• **WHAT THIS TASK INVOLVES**: Repeat the material exactly, every line of it.

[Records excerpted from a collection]
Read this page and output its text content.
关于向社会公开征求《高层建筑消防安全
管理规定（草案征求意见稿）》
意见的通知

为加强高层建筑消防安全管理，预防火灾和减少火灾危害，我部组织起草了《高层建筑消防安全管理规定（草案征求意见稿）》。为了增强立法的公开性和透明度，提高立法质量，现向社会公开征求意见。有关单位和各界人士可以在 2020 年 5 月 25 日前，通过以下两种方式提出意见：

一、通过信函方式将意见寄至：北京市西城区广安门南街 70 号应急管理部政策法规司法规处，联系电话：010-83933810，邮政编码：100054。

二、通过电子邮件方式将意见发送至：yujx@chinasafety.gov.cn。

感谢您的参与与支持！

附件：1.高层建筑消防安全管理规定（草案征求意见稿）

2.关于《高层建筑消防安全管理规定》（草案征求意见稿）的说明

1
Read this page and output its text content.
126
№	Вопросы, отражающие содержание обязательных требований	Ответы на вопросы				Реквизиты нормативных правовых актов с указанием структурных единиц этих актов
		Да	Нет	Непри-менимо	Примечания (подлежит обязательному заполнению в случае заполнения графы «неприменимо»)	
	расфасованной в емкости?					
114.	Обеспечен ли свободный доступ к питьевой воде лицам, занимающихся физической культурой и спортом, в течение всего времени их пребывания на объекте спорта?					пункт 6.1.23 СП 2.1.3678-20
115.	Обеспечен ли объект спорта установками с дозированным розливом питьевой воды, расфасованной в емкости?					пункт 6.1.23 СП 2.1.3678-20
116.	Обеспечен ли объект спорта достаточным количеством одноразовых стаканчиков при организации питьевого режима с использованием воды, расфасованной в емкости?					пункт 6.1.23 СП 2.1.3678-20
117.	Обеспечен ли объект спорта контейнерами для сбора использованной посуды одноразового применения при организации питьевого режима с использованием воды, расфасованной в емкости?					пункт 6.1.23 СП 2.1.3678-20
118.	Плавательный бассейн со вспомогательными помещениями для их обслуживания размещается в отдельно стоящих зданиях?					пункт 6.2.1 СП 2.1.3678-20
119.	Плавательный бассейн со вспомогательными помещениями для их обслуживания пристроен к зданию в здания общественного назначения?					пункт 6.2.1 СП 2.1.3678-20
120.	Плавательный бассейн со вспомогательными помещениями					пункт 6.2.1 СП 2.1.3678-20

• **WRITTEN ANSWER**:
Read this page and output its text content.
关于向社会公开征求《高层建筑消防安全
管理规定（草案征求意见稿）》
意见的通知

为加强高层建筑消防安全管理，预防火灾和减少火灾危害，我部组织起草了《高层建筑消防安全管理规定（草案征求意见稿）》。为了增强立法的公开性和透明度，提高立法质量，现向社会公开征求意见。有关单位和各界人士可以在 2020 年 5 月 25 日前，通过以下两种方式提出意见：

一、通过信函方式将意见寄至：北京市西城区广安门南街 70 号应急管理部政策法规司法规处，联系电话：010-83933810，邮政编码：100054。

二、通过电子邮件方式将意见发送至：yujx@chinasafety.gov.cn。

感谢您的参与与支持！

附件：1.高层建筑消防安全管理规定（草案征求意见稿）

2.关于《高层建筑消防安全管理规定》（草案征求意见稿）的说明

1
Read this page and output its text content.
126
№	Вопросы, отражающие содержание обязательных требований	Ответы на вопросы				Реквизиты нормативных правовых актов с указанием структурных единиц этих актов
		Да	Нет	Непри-менимо	Примечания (подлежит обязательному заполнению в случае заполнения графы «неприменимо»)	
	расфасованной в емкости?					
114.	Обеспечен ли свободный доступ к питьевой воде лицам, занимающихся физической культурой и спортом, в течение всего времени их пребывания на объекте спорта?					пункт 6.1.23 СП 2.1.3678-20
115.	Обеспечен ли объект спорта установками с дозированным розливом питьевой воды, расфасованной в емкости?					пункт 6.1.23 СП 2.1.3678-20
116.	Обеспечен ли объект спорта достаточным количеством одноразовых стаканчиков при организации питьевого режима с использованием воды, расфасованной в емкости?					пункт 6.1.23 СП 2.1.3678-20
117.	Обеспечен ли объект спорта контейнерами для сбора использованной посуды одноразового применения при организации питьевого режима с использованием воды, расфасованной в емкости?					пункт 6.1.23 СП 2.1.3678-20
118.	Плавательный бассейн со вспомогательными помещениями для их обслуживания размещается в отдельно стоящих зданиях?					пункт 6.2.1 СП 2.1.3678-20
119.	Плавательный бассейн со вспомогательными помещениями для их обслуживания пристроен к зданию в здания общественного назначения?					пункт 6.2.1 СП 2.1.3678-20
120.	Плавательный бассейн со вспомогательными помещениями					пункт 6.2.1 СП 2.1.3678-20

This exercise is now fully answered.